■ Work order
Your job is to report every line of the entries that has "learning".

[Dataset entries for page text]
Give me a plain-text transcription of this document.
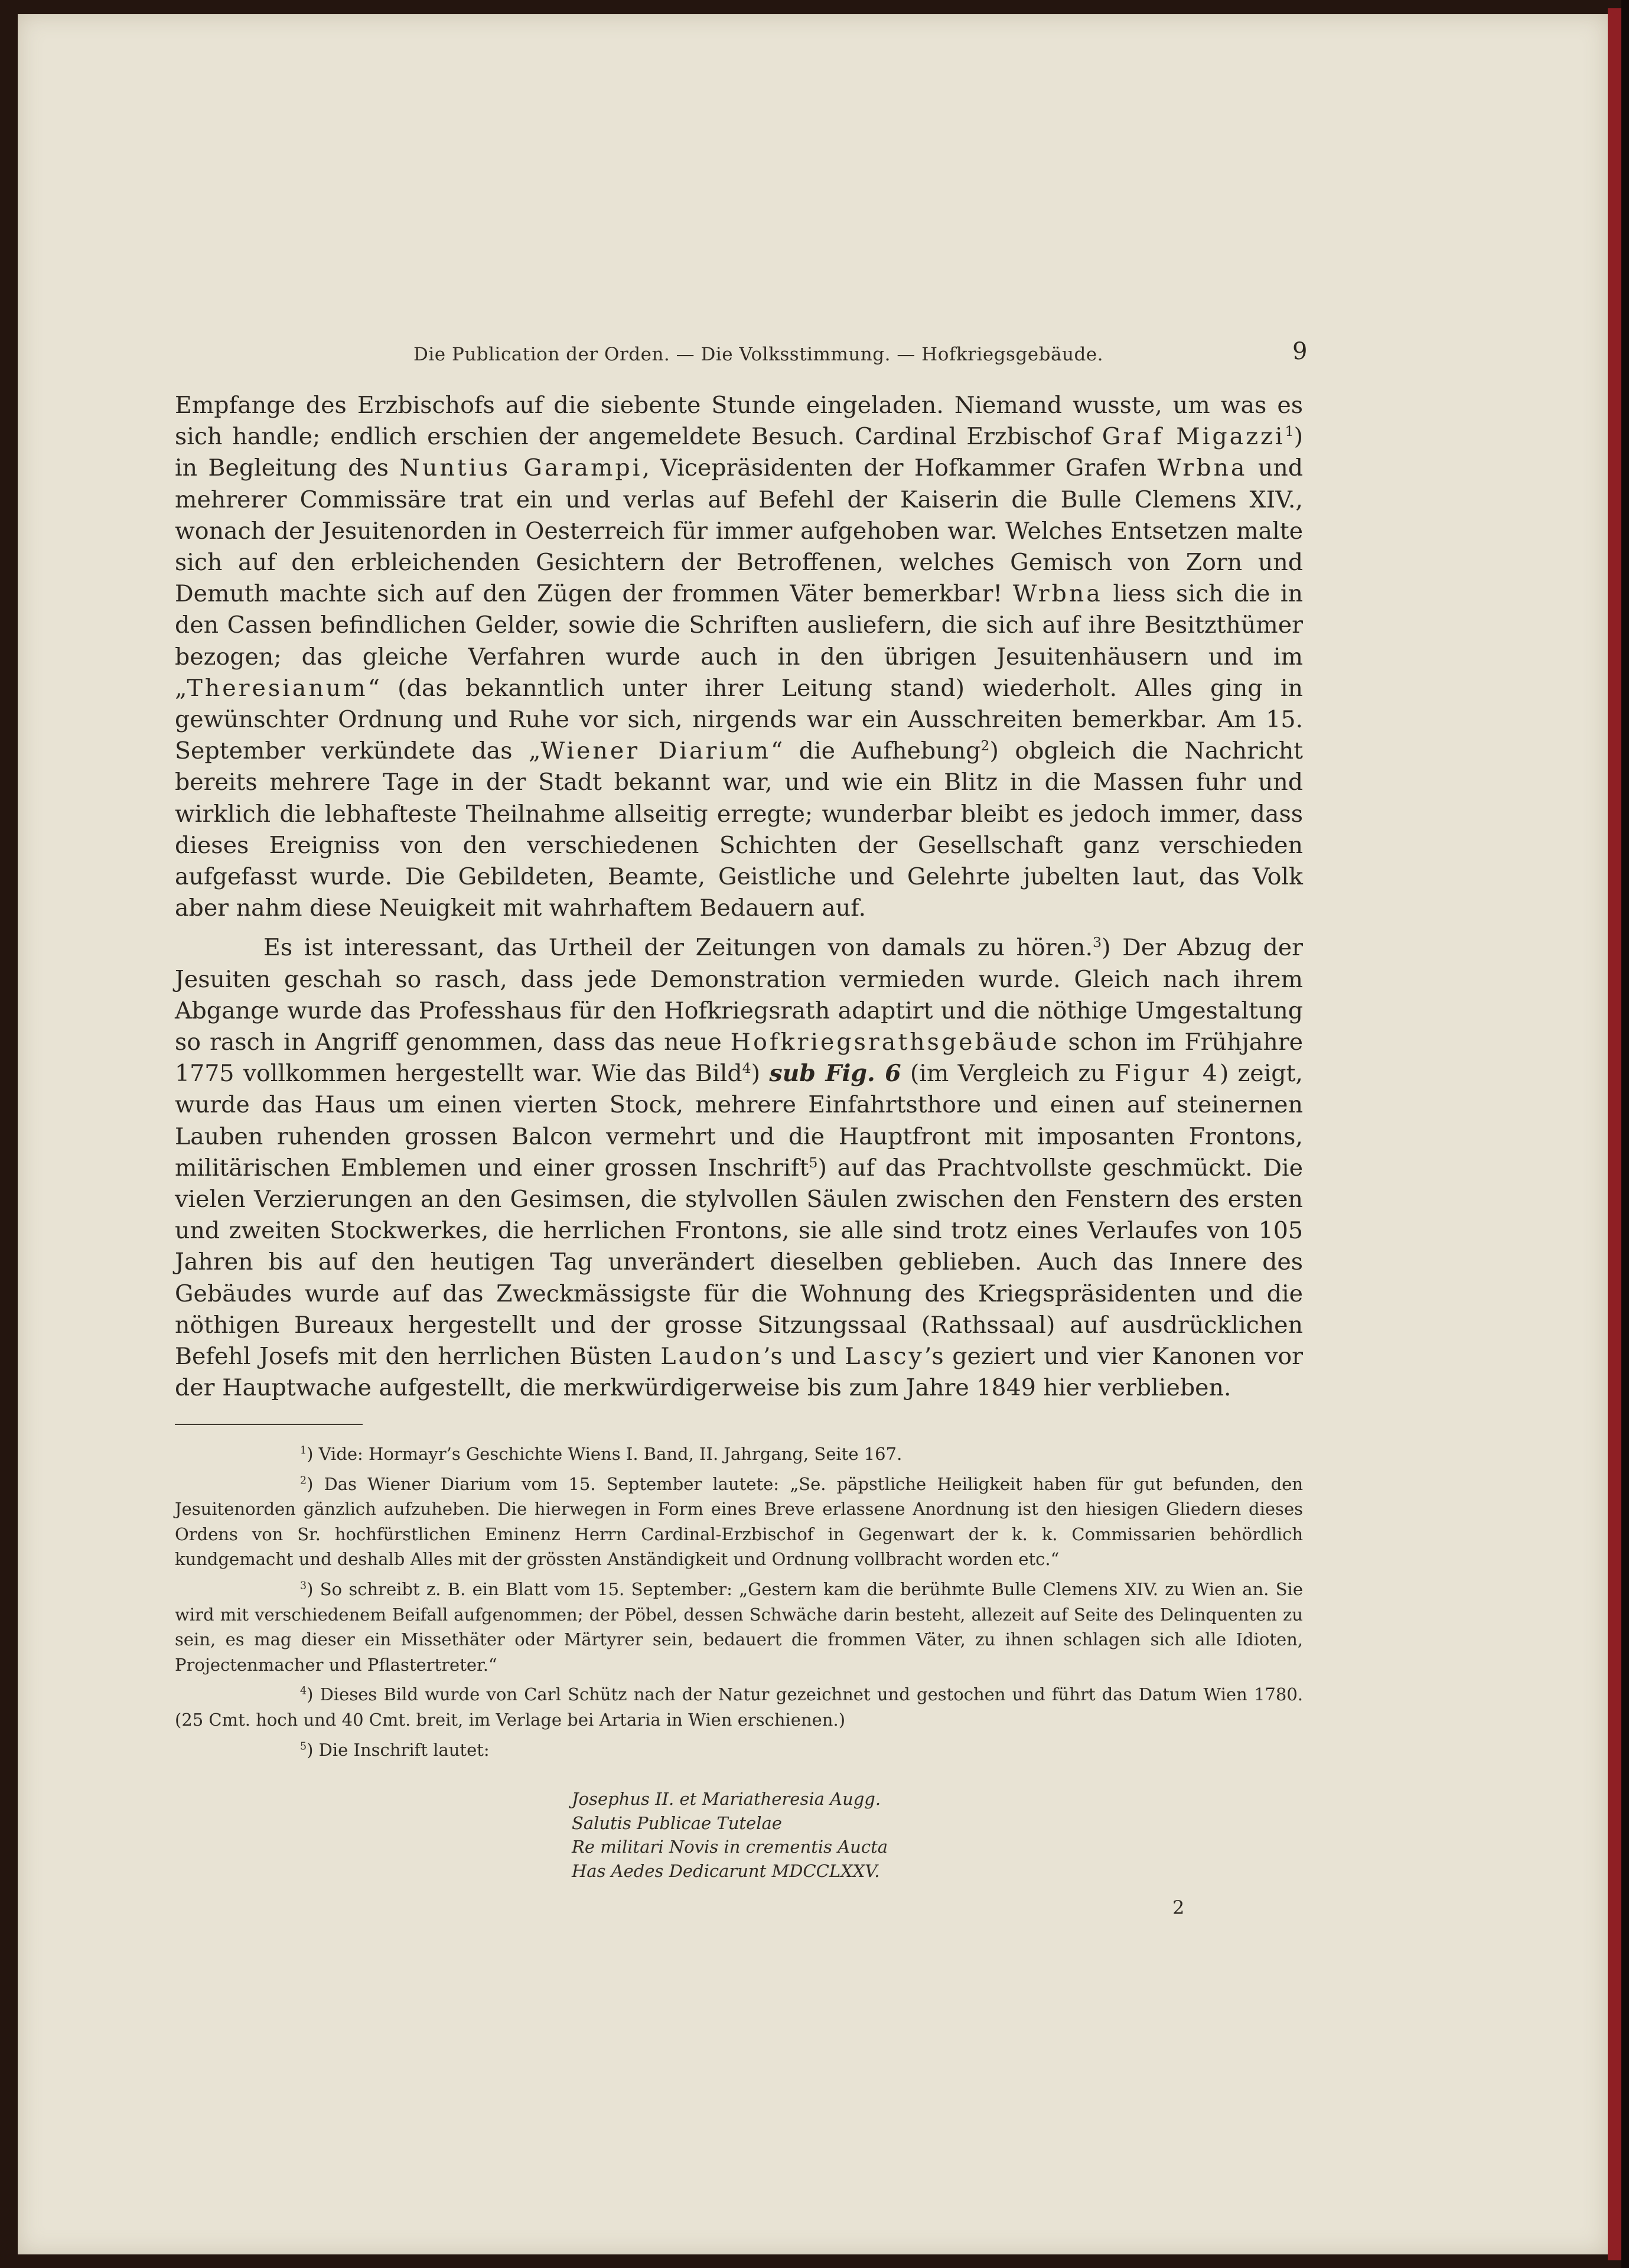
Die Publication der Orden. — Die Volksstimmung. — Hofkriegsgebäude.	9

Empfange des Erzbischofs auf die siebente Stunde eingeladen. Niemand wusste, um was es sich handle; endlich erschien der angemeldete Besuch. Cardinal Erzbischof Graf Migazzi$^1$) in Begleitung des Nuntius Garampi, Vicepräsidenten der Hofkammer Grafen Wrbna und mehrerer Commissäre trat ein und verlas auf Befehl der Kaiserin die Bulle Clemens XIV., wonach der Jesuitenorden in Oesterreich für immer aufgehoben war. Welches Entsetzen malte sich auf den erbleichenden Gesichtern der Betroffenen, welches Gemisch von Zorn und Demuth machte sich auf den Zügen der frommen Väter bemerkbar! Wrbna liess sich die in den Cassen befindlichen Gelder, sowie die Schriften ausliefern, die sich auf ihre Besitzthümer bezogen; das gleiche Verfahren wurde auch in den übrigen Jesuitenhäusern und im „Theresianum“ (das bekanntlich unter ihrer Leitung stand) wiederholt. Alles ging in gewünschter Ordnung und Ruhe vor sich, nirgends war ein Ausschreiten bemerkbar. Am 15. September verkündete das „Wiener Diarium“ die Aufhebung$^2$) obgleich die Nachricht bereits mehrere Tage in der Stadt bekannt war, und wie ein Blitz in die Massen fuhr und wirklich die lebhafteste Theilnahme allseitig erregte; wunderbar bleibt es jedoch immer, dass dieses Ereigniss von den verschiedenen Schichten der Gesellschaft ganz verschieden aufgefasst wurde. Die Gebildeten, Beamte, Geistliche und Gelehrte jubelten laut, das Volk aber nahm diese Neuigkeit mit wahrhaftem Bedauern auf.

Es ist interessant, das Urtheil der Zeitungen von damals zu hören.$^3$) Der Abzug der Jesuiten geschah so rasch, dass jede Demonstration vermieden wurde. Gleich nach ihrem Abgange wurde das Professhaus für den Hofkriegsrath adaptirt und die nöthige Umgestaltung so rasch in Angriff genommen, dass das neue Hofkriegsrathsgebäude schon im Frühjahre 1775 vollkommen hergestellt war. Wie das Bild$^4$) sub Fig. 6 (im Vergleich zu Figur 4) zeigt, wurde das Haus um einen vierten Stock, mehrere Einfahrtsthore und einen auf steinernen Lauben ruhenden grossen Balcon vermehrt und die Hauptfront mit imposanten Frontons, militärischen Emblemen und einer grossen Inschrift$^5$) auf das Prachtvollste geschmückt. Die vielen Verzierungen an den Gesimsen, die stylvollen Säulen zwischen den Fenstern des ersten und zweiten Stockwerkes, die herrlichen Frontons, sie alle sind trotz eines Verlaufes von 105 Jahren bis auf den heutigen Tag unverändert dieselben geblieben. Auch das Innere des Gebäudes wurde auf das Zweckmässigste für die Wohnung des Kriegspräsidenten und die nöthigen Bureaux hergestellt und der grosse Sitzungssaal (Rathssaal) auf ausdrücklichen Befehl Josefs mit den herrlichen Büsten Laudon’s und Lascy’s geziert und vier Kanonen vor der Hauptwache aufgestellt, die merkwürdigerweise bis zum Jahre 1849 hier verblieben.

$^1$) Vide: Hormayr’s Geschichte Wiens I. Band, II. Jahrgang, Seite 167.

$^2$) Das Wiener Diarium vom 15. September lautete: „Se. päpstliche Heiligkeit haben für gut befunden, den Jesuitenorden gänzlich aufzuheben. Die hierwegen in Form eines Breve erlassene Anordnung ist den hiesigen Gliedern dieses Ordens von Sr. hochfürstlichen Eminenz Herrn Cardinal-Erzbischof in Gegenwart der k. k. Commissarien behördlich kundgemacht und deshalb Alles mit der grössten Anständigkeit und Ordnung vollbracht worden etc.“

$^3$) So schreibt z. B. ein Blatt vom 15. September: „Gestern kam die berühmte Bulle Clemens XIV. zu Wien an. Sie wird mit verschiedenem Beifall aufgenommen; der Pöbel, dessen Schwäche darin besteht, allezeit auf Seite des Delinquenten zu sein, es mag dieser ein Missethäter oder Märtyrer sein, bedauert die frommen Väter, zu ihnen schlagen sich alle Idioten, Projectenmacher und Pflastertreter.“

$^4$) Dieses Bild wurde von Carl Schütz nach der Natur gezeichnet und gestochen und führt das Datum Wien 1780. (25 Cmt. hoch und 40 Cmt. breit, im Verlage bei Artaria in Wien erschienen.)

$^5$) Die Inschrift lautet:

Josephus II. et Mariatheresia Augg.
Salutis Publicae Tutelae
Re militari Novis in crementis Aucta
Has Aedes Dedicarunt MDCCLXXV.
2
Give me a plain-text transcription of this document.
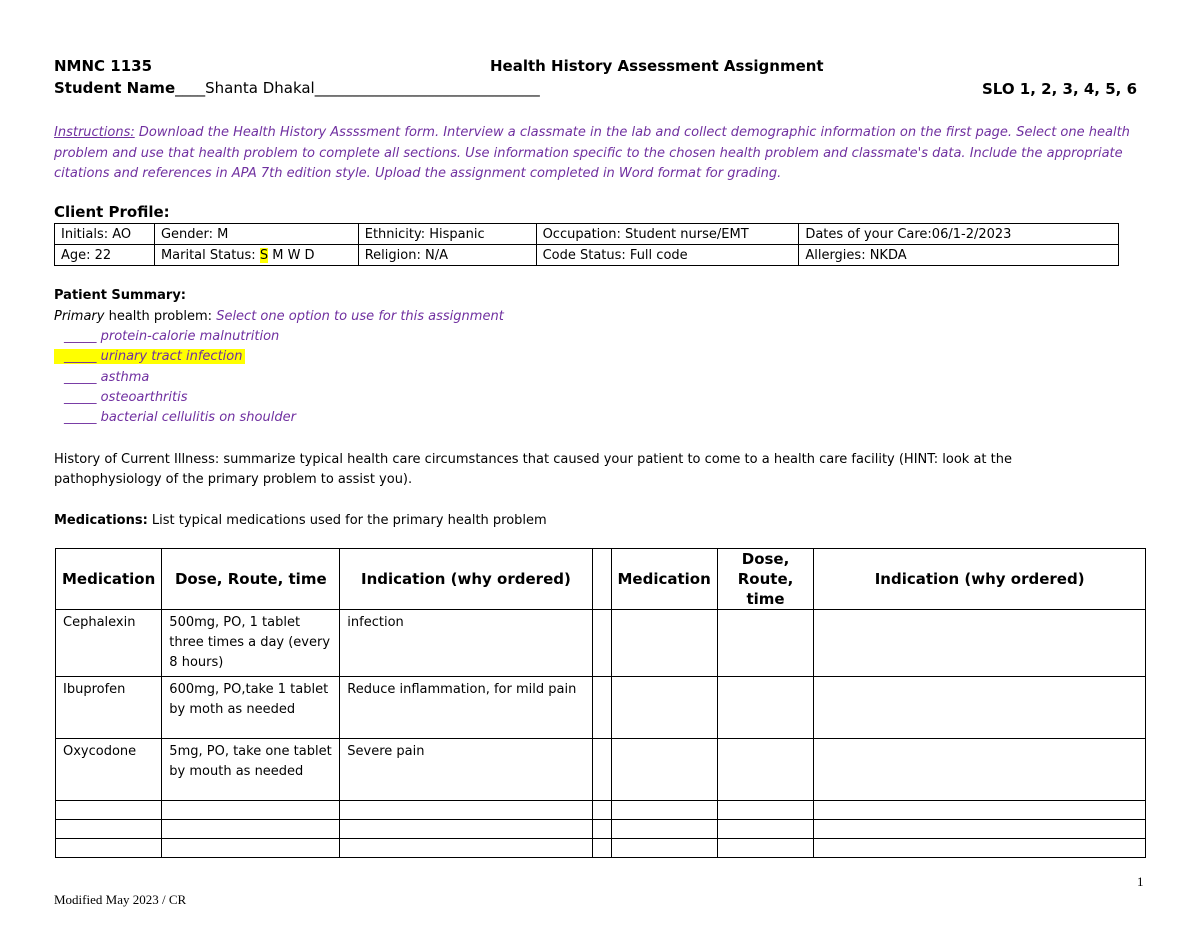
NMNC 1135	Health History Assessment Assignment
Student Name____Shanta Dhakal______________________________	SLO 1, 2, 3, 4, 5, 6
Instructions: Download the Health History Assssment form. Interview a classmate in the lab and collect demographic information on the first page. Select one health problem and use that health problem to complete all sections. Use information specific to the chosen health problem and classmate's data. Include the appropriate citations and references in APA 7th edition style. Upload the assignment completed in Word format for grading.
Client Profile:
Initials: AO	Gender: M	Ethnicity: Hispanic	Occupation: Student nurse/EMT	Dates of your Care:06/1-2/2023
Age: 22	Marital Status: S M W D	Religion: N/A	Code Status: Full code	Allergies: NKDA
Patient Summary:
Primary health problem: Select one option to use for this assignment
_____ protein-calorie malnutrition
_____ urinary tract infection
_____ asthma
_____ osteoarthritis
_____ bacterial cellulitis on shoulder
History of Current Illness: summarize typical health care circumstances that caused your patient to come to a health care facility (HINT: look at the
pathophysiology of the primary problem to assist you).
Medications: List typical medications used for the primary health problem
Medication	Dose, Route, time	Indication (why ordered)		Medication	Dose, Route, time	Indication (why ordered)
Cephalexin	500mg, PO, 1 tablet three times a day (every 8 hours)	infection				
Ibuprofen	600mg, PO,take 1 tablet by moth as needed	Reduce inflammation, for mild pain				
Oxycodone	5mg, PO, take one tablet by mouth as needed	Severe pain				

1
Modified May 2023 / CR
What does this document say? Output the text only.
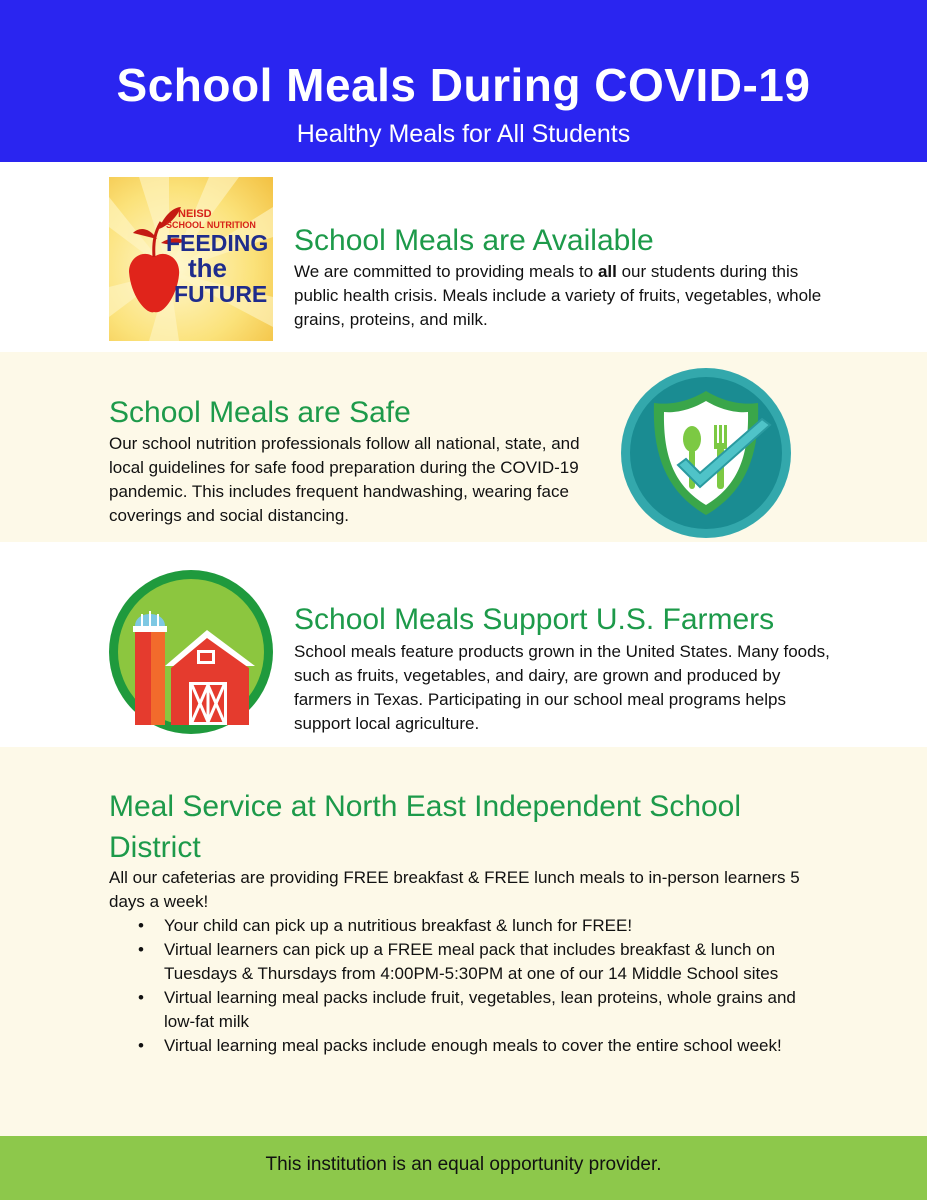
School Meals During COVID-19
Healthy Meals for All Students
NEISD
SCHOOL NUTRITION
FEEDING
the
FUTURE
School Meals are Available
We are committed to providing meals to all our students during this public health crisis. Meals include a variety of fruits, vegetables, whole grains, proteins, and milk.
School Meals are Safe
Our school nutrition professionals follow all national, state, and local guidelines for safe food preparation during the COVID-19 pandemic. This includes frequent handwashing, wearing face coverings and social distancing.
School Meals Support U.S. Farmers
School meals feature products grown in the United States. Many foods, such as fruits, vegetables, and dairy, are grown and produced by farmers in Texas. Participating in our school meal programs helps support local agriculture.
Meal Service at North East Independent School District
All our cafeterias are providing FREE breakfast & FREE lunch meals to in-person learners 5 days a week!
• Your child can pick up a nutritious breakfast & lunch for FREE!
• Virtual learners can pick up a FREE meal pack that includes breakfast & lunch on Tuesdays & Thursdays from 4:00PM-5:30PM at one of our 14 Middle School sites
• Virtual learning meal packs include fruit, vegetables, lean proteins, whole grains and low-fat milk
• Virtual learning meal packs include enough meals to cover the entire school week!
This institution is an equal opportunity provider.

■ Result
• Virtual learning meal packs include fruit, vegetables, lean proteins, whole grains and low-fat milk
• Virtual learning meal packs include enough meals to cover the entire school week!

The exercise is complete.